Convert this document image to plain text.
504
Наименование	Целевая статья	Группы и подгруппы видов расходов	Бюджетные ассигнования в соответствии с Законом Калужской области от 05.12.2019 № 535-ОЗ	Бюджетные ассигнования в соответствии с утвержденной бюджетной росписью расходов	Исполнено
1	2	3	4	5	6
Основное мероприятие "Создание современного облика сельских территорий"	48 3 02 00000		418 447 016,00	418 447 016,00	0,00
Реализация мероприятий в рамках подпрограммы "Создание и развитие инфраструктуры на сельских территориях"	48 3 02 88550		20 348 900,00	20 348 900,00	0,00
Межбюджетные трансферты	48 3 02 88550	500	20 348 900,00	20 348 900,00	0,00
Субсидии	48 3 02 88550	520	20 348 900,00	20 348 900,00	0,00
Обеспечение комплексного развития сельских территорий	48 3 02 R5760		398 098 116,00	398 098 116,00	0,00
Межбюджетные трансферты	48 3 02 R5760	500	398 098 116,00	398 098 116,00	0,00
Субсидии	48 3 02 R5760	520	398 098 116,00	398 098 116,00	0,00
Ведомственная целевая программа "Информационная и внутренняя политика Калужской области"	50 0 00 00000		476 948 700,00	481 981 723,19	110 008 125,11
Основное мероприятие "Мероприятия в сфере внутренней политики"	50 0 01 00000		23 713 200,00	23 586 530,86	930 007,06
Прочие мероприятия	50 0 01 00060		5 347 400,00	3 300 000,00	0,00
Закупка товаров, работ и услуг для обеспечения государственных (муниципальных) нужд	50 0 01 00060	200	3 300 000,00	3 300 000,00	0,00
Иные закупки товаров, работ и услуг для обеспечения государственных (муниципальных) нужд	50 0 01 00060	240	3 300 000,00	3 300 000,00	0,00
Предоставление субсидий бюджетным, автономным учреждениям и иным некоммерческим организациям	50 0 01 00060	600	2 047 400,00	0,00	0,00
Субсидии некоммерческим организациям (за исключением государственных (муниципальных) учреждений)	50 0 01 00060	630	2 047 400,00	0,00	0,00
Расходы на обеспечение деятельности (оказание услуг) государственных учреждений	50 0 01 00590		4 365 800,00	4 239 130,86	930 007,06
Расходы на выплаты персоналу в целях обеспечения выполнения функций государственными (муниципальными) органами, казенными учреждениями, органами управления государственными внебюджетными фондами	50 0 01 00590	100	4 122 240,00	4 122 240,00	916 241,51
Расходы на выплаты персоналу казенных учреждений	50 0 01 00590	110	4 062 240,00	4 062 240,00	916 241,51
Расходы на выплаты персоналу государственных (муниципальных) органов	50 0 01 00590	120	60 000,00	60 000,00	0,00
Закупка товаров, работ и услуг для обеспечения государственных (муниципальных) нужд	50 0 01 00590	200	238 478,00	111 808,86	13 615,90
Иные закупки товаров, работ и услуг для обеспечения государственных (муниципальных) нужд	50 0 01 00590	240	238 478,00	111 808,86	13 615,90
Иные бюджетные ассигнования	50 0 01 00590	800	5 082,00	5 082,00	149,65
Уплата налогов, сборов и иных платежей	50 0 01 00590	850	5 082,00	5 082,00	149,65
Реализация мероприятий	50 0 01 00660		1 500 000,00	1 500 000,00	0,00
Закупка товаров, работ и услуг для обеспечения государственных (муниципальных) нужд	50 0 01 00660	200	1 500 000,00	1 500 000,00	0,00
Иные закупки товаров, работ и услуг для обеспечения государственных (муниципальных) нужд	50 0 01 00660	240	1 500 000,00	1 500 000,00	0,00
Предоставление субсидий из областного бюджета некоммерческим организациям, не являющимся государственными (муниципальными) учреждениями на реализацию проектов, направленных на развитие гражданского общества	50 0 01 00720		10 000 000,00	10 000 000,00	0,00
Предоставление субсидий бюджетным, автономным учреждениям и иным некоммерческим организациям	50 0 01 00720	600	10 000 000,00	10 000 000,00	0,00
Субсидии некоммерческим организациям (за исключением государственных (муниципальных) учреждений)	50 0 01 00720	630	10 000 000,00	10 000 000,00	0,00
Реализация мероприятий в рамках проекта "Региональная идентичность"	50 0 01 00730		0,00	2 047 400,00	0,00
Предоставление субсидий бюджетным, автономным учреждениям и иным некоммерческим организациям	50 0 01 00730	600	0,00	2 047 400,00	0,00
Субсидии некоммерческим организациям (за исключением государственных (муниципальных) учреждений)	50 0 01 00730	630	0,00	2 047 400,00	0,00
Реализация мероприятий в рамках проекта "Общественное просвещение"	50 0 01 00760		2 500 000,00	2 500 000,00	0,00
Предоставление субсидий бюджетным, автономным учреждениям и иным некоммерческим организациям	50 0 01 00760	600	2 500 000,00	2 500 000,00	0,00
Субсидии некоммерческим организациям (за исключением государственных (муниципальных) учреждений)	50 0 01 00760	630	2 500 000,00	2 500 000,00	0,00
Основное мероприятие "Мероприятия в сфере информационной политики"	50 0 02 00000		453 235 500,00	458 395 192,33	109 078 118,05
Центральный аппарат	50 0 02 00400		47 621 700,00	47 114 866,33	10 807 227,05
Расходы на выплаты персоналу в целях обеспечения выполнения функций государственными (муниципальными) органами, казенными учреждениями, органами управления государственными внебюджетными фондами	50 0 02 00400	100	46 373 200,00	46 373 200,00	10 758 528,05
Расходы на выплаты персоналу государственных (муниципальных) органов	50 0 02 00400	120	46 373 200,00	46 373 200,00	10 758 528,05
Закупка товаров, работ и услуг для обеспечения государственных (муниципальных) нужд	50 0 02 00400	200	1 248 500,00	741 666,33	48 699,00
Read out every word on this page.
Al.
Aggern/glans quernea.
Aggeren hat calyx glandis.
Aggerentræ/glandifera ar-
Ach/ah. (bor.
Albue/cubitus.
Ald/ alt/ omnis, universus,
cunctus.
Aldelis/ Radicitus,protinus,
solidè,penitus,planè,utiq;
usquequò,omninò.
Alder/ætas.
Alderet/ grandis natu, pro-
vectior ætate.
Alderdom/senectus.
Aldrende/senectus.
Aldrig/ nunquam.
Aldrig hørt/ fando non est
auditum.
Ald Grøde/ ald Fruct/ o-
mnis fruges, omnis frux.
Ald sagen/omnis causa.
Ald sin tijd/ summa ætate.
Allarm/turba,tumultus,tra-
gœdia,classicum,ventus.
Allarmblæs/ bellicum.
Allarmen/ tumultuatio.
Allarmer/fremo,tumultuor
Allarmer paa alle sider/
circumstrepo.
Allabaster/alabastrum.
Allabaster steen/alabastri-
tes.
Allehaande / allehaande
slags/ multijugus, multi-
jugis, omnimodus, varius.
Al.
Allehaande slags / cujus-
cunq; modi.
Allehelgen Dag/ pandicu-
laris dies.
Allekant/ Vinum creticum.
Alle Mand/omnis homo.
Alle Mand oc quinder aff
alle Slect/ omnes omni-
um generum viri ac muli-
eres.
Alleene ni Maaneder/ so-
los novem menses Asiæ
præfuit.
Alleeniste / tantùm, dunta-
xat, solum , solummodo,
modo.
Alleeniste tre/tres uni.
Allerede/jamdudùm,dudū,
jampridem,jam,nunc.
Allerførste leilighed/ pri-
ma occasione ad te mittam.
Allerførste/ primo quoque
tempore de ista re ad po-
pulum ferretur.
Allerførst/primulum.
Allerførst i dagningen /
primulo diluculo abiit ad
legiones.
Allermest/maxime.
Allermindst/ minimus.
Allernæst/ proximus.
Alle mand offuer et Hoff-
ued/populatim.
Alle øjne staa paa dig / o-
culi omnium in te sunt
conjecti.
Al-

=-=-=

▶ _Set task_
Select all lines in the listing above where the word "организациям" appears, and show them.

▶ _Response to this task_
Предоставление субсидий бюджетным, автономным учреждениям и иным некоммерческим организациям	50 0 01 00060	600	2 047 400,00	0,00	0,00
Субсидии некоммерческим организациям (за исключением государственных (муниципальных) учреждений)	50 0 01 00060	630	2 047 400,00	0,00	0,00
Предоставление субсидий из областного бюджета некоммерческим организациям, не являющимся государственными (муниципальными) учреждениями на реализацию проектов, направленных на развитие гражданского общества	50 0 01 00720		10 000 000,00	10 000 000,00	0,00
Предоставление субсидий бюджетным, автономным учреждениям и иным некоммерческим организациям	50 0 01 00720	600	10 000 000,00	10 000 000,00	0,00
Субсидии некоммерческим организациям (за исключением государственных (муниципальных) учреждений)	50 0 01 00720	630	10 000 000,00	10 000 000,00	0,00
Предоставление субсидий бюджетным, автономным учреждениям и иным некоммерческим организациям	50 0 01 00730	600	0,00	2 047 400,00	0,00
Субсидии некоммерческим организациям (за исключением государственных (муниципальных) учреждений)	50 0 01 00730	630	0,00	2 047 400,00	0,00
Предоставление субсидий бюджетным, автономным учреждениям и иным некоммерческим организациям	50 0 01 00760	600	2 500 000,00	2 500 000,00	0,00
Субсидии некоммерческим организациям (за исключением государственных (муниципальных) учреждений)	50 0 01 00760	630	2 500 000,00	2 500 000,00	0,00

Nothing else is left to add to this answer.